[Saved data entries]
----

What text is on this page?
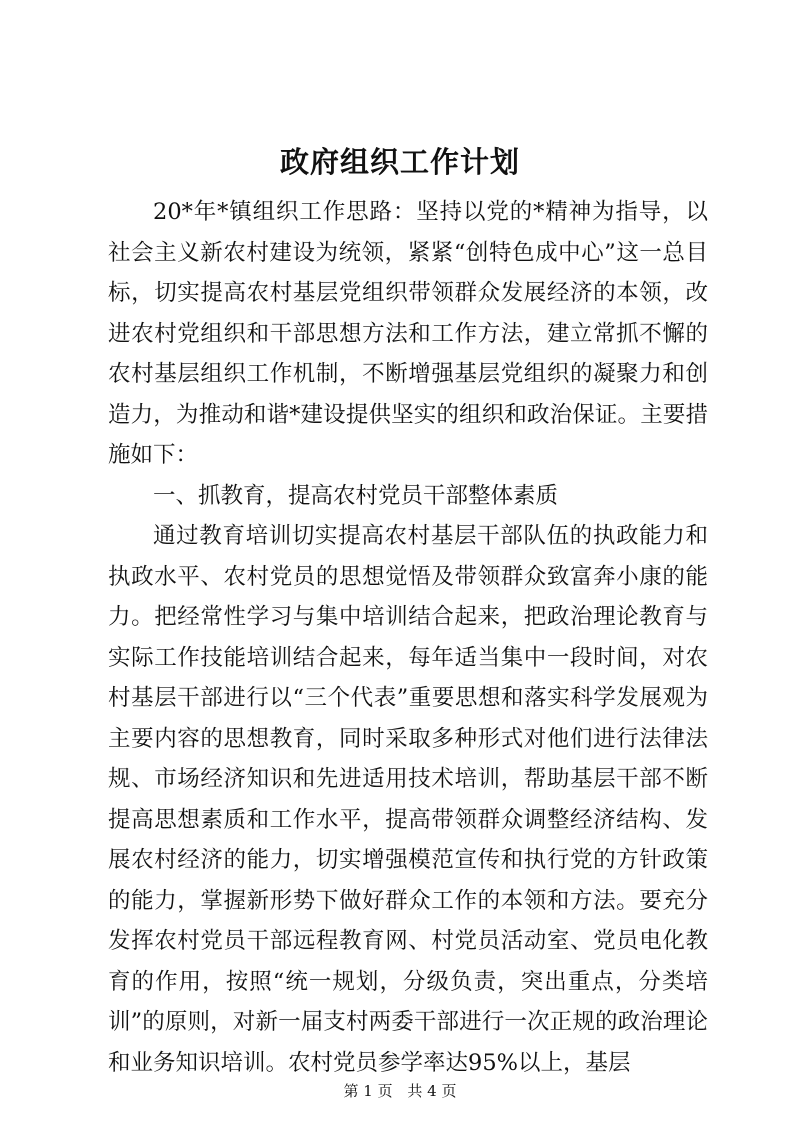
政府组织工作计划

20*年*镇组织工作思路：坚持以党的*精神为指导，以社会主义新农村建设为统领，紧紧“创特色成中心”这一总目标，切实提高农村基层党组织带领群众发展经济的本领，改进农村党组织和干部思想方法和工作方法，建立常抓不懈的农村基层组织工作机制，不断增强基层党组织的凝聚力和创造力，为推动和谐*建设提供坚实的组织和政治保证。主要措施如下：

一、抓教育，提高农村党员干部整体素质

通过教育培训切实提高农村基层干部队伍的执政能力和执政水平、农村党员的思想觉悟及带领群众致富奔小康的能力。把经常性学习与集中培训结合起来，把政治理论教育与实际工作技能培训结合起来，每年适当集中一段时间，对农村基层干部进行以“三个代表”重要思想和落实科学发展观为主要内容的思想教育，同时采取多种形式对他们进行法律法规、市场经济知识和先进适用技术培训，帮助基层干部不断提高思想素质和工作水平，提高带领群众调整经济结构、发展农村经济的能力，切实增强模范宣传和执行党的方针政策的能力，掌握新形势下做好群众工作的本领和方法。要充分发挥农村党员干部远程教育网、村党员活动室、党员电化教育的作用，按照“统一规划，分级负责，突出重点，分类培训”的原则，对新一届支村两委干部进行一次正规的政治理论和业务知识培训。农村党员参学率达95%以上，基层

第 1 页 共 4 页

----

Omit every picture, and otherwise quote the entries exactly.

What text is on this page?
政府组织工作计划

20*年*镇组织工作思路：坚持以党的*精神为指导，以社会主义新农村建设为统领，紧紧“创特色成中心”这一总目标，切实提高农村基层党组织带领群众发展经济的本领，改进农村党组织和干部思想方法和工作方法，建立常抓不懈的农村基层组织工作机制，不断增强基层党组织的凝聚力和创造力，为推动和谐*建设提供坚实的组织和政治保证。主要措施如下：

一、抓教育，提高农村党员干部整体素质

通过教育培训切实提高农村基层干部队伍的执政能力和执政水平、农村党员的思想觉悟及带领群众致富奔小康的能力。把经常性学习与集中培训结合起来，把政治理论教育与实际工作技能培训结合起来，每年适当集中一段时间，对农村基层干部进行以“三个代表”重要思想和落实科学发展观为主要内容的思想教育，同时采取多种形式对他们进行法律法规、市场经济知识和先进适用技术培训，帮助基层干部不断提高思想素质和工作水平，提高带领群众调整经济结构、发展农村经济的能力，切实增强模范宣传和执行党的方针政策的能力，掌握新形势下做好群众工作的本领和方法。要充分发挥农村党员干部远程教育网、村党员活动室、党员电化教育的作用，按照“统一规划，分级负责，突出重点，分类培训”的原则，对新一届支村两委干部进行一次正规的政治理论和业务知识培训。农村党员参学率达95%以上，基层

第 1 页 共 4 页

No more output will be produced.